→ Directive: Only the number is wanted: how many lines contain the word "Street"?

→ Material provided:

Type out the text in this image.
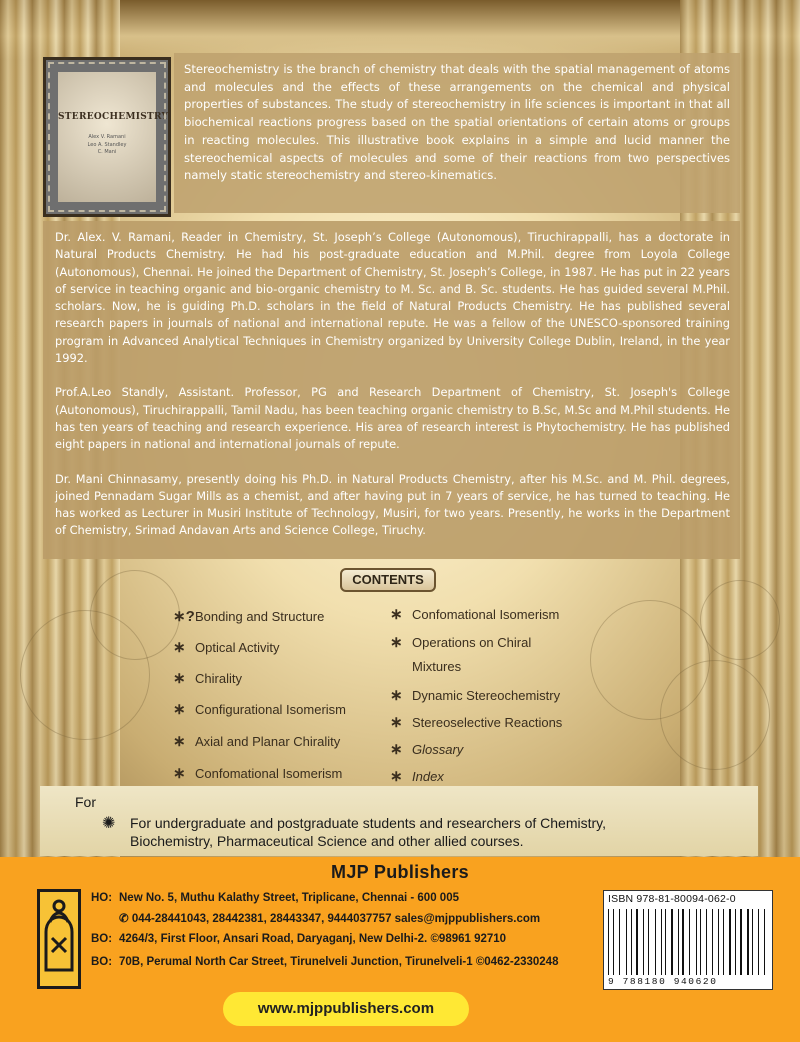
STEREOCHEMISTRY
Alex V. Ramani
Leo A. Standley
C. Mani

Stereochemistry is the branch of chemistry that deals with the spatial management of atoms and molecules and the effects of these arrangements on the chemical and physical properties of substances. The study of stereochemistry in life sciences is important in that all biochemical reactions progress based on the spatial orientations of certain atoms or groups in reacting molecules. This illustrative book explains in a simple and lucid manner the stereochemical aspects of molecules and some of their reactions from two perspectives namely static stereochemistry and stereo-kinematics.

Dr. Alex. V. Ramani, Reader in Chemistry, St. Joseph’s College (Autonomous), Tiruchirappalli, has a doctorate in Natural Products Chemistry. He had his post-graduate education and M.Phil. degree from Loyola College (Autonomous), Chennai. He joined the Department of Chemistry, St. Joseph’s College, in 1987. He has put in 22 years of service in teaching organic and bio-organic chemistry to M. Sc. and B. Sc. students. He has guided several M.Phil. scholars. Now, he is guiding Ph.D. scholars in the field of Natural Products Chemistry. He has published several research papers in journals of national and international repute. He was a fellow of the UNESCO-sponsored training program in Advanced Analytical Techniques in Chemistry organized by University College Dublin, Ireland, in the year 1992.

Prof.A.Leo Standly, Assistant. Professor, PG and Research Department of Chemistry, St. Joseph's College (Autonomous), Tiruchirappalli, Tamil Nadu, has been teaching organic chemistry to B.Sc, M.Sc and M.Phil students. He has ten years of teaching and research experience. His area of research interest is Phytochemistry. He has published eight papers in national and international journals of repute.

Dr. Mani Chinnasamy, presently doing his Ph.D. in Natural Products Chemistry, after his M.Sc. and M. Phil. degrees, joined Pennadam Sugar Mills as a chemist, and after having put in 7 years of service, he has turned to teaching. He has worked as Lecturer in Musiri Institute of Technology, Musiri, for two years. Presently, he works in the Department of Chemistry, Srimad Andavan Arts and Science College, Tiruchy.

CONTENTS
∗?Bonding and Structure
∗ Optical Activity
∗ Chirality
∗ Configurational Isomerism
∗ Axial and Planar Chirality
∗ Confomational Isomerism
∗ Confomational Isomerism
∗ Operations on Chiral
Mixtures
∗ Dynamic Stereochemistry
∗ Stereoselective Reactions
∗ Glossary
∗ Index
For
✺ For undergraduate and postgraduate students and researchers of Chemistry,
Biochemistry, Pharmaceutical Science and other allied courses.
MJP Publishers
HO: New No. 5, Muthu Kalathy Street, Triplicane, Chennai - 600 005
✆ 044-28441043, 28442381, 28443347, 9444037757 sales@mjppublishers.com
BO: 4264/3, First Floor, Ansari Road, Daryaganj, New Delhi-2. ©98961 92710
BO: 70B, Perumal North Car Street, Tirunelveli Junction, Tirunelveli-1 ©0462-2330248
ISBN 978-81-80094-062-0
9 788180 940620
www.mjppublishers.com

→ Solution for this exercise: 2